Given information
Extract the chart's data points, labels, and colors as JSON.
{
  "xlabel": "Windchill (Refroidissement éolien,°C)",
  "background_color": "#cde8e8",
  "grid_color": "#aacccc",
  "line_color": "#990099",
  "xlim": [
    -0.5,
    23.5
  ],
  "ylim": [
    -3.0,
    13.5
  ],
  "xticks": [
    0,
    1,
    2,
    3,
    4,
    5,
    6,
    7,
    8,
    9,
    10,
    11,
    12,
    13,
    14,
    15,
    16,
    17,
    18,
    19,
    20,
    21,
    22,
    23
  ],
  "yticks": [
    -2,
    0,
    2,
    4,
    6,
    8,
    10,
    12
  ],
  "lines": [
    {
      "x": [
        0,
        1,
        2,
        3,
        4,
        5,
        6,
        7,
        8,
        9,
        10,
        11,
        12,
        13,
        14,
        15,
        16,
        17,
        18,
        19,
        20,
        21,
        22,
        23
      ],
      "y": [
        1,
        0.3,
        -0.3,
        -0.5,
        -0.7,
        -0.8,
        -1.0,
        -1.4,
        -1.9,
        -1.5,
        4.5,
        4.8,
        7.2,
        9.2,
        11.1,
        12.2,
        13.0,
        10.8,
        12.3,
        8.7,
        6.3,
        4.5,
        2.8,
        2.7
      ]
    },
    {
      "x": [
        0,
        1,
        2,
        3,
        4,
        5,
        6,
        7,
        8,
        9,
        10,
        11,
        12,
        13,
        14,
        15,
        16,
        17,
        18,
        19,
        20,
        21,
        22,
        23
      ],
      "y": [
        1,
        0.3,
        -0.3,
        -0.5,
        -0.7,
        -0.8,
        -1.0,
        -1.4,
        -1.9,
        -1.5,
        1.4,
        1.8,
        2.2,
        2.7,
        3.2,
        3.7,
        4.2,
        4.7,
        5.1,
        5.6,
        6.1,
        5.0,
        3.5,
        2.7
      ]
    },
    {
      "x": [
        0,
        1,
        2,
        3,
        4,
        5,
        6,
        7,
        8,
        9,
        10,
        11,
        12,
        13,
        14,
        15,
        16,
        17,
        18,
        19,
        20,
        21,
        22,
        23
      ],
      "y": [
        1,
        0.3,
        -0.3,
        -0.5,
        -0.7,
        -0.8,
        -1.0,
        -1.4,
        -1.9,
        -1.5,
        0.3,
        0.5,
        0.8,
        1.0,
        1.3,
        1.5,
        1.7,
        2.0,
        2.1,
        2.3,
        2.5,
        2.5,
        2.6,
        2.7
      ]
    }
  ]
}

Exercise
Nothing should be changed: write out all of the data as is.

Answer to this exercise
Extract the chart's data points, labels, and colors as JSON.
{
  "xlabel": "Windchill (Refroidissement éolien,°C)",
  "background_color": "#cde8e8",
  "grid_color": "#aacccc",
  "line_color": "#990099",
  "xlim": [
    -0.5,
    23.5
  ],
  "ylim": [
    -3.0,
    13.5
  ],
  "xticks": [
    0,
    1,
    2,
    3,
    4,
    5,
    6,
    7,
    8,
    9,
    10,
    11,
    12,
    13,
    14,
    15,
    16,
    17,
    18,
    19,
    20,
    21,
    22,
    23
  ],
  "yticks": [
    -2,
    0,
    2,
    4,
    6,
    8,
    10,
    12
  ],
  "lines": [
    {
      "x": [
        0,
        1,
        2,
        3,
        4,
        5,
        6,
        7,
        8,
        9,
        10,
        11,
        12,
        13,
        14,
        15,
        16,
        17,
        18,
        19,
        20,
        21,
        22,
        23
      ],
      "y": [
        1,
        0.3,
        -0.3,
        -0.5,
        -0.7,
        -0.8,
        -1.0,
        -1.4,
        -1.9,
        -1.5,
        4.5,
        4.8,
        7.2,
        9.2,
        11.1,
        12.2,
        13.0,
        10.8,
        12.3,
        8.7,
        6.3,
        4.5,
        2.8,
        2.7
      ]
    },
    {
      "x": [
        0,
        1,
        2,
        3,
        4,
        5,
        6,
        7,
        8,
        9,
        10,
        11,
        12,
        13,
        14,
        15,
        16,
        17,
        18,
        19,
        20,
        21,
        22,
        23
      ],
      "y": [
        1,
        0.3,
        -0.3,
        -0.5,
        -0.7,
        -0.8,
        -1.0,
        -1.4,
        -1.9,
        -1.5,
        1.4,
        1.8,
        2.2,
        2.7,
        3.2,
        3.7,
        4.2,
        4.7,
        5.1,
        5.6,
        6.1,
        5.0,
        3.5,
        2.7
      ]
    },
    {
      "x": [
        0,
        1,
        2,
        3,
        4,
        5,
        6,
        7,
        8,
        9,
        10,
        11,
        12,
        13,
        14,
        15,
        16,
        17,
        18,
        19,
        20,
        21,
        22,
        23
      ],
      "y": [
        1,
        0.3,
        -0.3,
        -0.5,
        -0.7,
        -0.8,
        -1.0,
        -1.4,
        -1.9,
        -1.5,
        0.3,
        0.5,
        0.8,
        1.0,
        1.3,
        1.5,
        1.7,
        2.0,
        2.1,
        2.3,
        2.5,
        2.5,
        2.6,
        2.7
      ]
    }
  ]
}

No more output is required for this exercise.